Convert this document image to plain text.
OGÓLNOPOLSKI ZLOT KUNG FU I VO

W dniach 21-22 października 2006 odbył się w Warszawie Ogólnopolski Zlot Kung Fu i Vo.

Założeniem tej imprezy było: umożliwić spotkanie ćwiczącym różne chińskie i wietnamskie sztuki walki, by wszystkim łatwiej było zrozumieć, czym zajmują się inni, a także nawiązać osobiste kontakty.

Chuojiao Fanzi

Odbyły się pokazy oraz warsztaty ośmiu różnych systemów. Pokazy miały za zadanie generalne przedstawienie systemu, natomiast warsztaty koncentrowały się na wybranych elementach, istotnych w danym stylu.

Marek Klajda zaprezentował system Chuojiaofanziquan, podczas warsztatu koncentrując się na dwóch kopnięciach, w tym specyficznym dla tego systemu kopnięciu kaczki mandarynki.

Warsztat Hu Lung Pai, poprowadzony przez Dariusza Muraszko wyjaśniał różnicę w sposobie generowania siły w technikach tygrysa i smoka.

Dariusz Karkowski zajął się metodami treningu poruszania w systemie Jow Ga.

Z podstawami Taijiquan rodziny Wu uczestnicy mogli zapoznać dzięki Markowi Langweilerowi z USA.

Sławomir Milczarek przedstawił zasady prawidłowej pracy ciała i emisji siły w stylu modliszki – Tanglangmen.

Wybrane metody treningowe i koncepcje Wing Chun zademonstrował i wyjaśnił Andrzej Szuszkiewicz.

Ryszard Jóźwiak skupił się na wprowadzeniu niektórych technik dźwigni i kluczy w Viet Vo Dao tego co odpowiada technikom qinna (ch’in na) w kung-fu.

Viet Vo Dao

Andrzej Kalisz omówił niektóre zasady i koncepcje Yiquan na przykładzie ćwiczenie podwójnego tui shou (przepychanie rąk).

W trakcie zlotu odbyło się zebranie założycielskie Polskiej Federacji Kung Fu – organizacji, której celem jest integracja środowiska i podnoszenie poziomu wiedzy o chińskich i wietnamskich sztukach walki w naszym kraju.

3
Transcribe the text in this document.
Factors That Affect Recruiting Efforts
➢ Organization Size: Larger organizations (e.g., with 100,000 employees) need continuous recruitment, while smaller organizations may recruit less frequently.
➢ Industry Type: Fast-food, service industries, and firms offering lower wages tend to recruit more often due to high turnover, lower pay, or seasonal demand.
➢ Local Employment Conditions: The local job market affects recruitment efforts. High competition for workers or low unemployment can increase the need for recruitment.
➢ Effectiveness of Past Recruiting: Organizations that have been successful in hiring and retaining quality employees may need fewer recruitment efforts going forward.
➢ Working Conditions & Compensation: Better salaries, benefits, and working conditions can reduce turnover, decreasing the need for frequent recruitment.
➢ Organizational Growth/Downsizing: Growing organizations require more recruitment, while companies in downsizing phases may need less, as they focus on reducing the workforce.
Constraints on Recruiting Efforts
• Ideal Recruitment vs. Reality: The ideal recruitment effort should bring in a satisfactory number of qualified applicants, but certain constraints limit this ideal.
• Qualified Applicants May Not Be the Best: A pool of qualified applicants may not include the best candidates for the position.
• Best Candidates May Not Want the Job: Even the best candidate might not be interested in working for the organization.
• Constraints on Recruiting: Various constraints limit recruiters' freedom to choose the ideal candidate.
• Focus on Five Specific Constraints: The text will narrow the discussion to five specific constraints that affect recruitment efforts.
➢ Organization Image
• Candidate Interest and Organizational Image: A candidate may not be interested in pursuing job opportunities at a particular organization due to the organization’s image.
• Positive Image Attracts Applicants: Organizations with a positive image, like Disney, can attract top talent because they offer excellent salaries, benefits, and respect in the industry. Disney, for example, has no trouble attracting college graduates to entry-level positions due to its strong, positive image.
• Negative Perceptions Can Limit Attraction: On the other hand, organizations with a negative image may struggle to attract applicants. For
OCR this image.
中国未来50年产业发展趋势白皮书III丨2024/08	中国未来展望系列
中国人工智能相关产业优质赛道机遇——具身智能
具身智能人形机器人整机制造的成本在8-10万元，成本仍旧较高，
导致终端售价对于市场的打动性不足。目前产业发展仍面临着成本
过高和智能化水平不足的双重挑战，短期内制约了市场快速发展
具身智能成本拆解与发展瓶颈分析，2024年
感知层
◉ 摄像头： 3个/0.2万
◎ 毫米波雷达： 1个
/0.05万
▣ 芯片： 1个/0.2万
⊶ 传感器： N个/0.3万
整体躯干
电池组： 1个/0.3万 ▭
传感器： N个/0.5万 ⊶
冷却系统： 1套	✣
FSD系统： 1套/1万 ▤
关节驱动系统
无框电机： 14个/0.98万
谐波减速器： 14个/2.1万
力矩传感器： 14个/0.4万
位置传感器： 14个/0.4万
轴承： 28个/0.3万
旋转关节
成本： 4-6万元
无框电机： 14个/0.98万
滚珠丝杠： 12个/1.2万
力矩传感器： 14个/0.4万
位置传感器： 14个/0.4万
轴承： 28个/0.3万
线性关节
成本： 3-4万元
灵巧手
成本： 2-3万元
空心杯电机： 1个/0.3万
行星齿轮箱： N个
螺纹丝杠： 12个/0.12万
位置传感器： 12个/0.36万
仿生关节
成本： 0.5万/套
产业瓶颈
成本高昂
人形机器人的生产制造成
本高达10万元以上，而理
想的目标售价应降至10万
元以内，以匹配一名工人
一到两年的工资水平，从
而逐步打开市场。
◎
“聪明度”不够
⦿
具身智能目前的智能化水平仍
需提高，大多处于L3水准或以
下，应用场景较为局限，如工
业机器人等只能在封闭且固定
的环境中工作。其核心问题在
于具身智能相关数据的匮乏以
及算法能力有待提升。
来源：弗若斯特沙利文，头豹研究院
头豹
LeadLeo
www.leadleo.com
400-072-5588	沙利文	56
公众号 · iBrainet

INSTRUCTION →
Please output the complete data exactly.

ANSWER BELOW →
Convert this document image to plain text.
OGÓLNOPOLSKI ZLOT KUNG FU I VO

W dniach 21-22 października 2006 odbył się w Warszawie Ogólnopolski Zlot Kung Fu i Vo.

Założeniem tej imprezy było: umożliwić spotkanie ćwiczącym różne chińskie i wietnamskie sztuki walki, by wszystkim łatwiej było zrozumieć, czym zajmują się inni, a także nawiązać osobiste kontakty.

Chuojiao Fanzi

Odbyły się pokazy oraz warsztaty ośmiu różnych systemów. Pokazy miały za zadanie generalne przedstawienie systemu, natomiast warsztaty koncentrowały się na wybranych elementach, istotnych w danym stylu.

Marek Klajda zaprezentował system Chuojiaofanziquan, podczas warsztatu koncentrując się na dwóch kopnięciach, w tym specyficznym dla tego systemu kopnięciu kaczki mandarynki.

Warsztat Hu Lung Pai, poprowadzony przez Dariusza Muraszko wyjaśniał różnicę w sposobie generowania siły w technikach tygrysa i smoka.

Dariusz Karkowski zajął się metodami treningu poruszania w systemie Jow Ga.

Z podstawami Taijiquan rodziny Wu uczestnicy mogli zapoznać dzięki Markowi Langweilerowi z USA.

Sławomir Milczarek przedstawił zasady prawidłowej pracy ciała i emisji siły w stylu modliszki – Tanglangmen.

Wybrane metody treningowe i koncepcje Wing Chun zademonstrował i wyjaśnił Andrzej Szuszkiewicz.

Ryszard Jóźwiak skupił się na wprowadzeniu niektórych technik dźwigni i kluczy w Viet Vo Dao tego co odpowiada technikom qinna (ch’in na) w kung-fu.

Viet Vo Dao

Andrzej Kalisz omówił niektóre zasady i koncepcje Yiquan na przykładzie ćwiczenie podwójnego tui shou (przepychanie rąk).

W trakcie zlotu odbyło się zebranie założycielskie Polskiej Federacji Kung Fu – organizacji, której celem jest integracja środowiska i podnoszenie poziomu wiedzy o chińskich i wietnamskich sztukach walki w naszym kraju.

3
Transcribe the text in this document.
Factors That Affect Recruiting Efforts
➢ Organization Size: Larger organizations (e.g., with 100,000 employees) need continuous recruitment, while smaller organizations may recruit less frequently.
➢ Industry Type: Fast-food, service industries, and firms offering lower wages tend to recruit more often due to high turnover, lower pay, or seasonal demand.
➢ Local Employment Conditions: The local job market affects recruitment efforts. High competition for workers or low unemployment can increase the need for recruitment.
➢ Effectiveness of Past Recruiting: Organizations that have been successful in hiring and retaining quality employees may need fewer recruitment efforts going forward.
➢ Working Conditions & Compensation: Better salaries, benefits, and working conditions can reduce turnover, decreasing the need for frequent recruitment.
➢ Organizational Growth/Downsizing: Growing organizations require more recruitment, while companies in downsizing phases may need less, as they focus on reducing the workforce.
Constraints on Recruiting Efforts
• Ideal Recruitment vs. Reality: The ideal recruitment effort should bring in a satisfactory number of qualified applicants, but certain constraints limit this ideal.
• Qualified Applicants May Not Be the Best: A pool of qualified applicants may not include the best candidates for the position.
• Best Candidates May Not Want the Job: Even the best candidate might not be interested in working for the organization.
• Constraints on Recruiting: Various constraints limit recruiters' freedom to choose the ideal candidate.
• Focus on Five Specific Constraints: The text will narrow the discussion to five specific constraints that affect recruitment efforts.
➢ Organization Image
• Candidate Interest and Organizational Image: A candidate may not be interested in pursuing job opportunities at a particular organization due to the organization’s image.
• Positive Image Attracts Applicants: Organizations with a positive image, like Disney, can attract top talent because they offer excellent salaries, benefits, and respect in the industry. Disney, for example, has no trouble attracting college graduates to entry-level positions due to its strong, positive image.
• Negative Perceptions Can Limit Attraction: On the other hand, organizations with a negative image may struggle to attract applicants. For
OCR this image.
中国未来50年产业发展趋势白皮书III丨2024/08	中国未来展望系列
中国人工智能相关产业优质赛道机遇——具身智能
具身智能人形机器人整机制造的成本在8-10万元，成本仍旧较高，
导致终端售价对于市场的打动性不足。目前产业发展仍面临着成本
过高和智能化水平不足的双重挑战，短期内制约了市场快速发展
具身智能成本拆解与发展瓶颈分析，2024年
感知层
◉ 摄像头： 3个/0.2万
◎ 毫米波雷达： 1个
/0.05万
▣ 芯片： 1个/0.2万
⊶ 传感器： N个/0.3万
整体躯干
电池组： 1个/0.3万 ▭
传感器： N个/0.5万 ⊶
冷却系统： 1套	✣
FSD系统： 1套/1万 ▤
关节驱动系统
无框电机： 14个/0.98万
谐波减速器： 14个/2.1万
力矩传感器： 14个/0.4万
位置传感器： 14个/0.4万
轴承： 28个/0.3万
旋转关节
成本： 4-6万元
无框电机： 14个/0.98万
滚珠丝杠： 12个/1.2万
力矩传感器： 14个/0.4万
位置传感器： 14个/0.4万
轴承： 28个/0.3万
线性关节
成本： 3-4万元
灵巧手
成本： 2-3万元
空心杯电机： 1个/0.3万
行星齿轮箱： N个
螺纹丝杠： 12个/0.12万
位置传感器： 12个/0.36万
仿生关节
成本： 0.5万/套
产业瓶颈
成本高昂
人形机器人的生产制造成
本高达10万元以上，而理
想的目标售价应降至10万
元以内，以匹配一名工人
一到两年的工资水平，从
而逐步打开市场。
◎
“聪明度”不够
⦿
具身智能目前的智能化水平仍
需提高，大多处于L3水准或以
下，应用场景较为局限，如工
业机器人等只能在封闭且固定
的环境中工作。其核心问题在
于具身智能相关数据的匮乏以
及算法能力有待提升。
来源：弗若斯特沙利文，头豹研究院
头豹
LeadLeo
www.leadleo.com
400-072-5588	沙利文	56
公众号 · iBrainet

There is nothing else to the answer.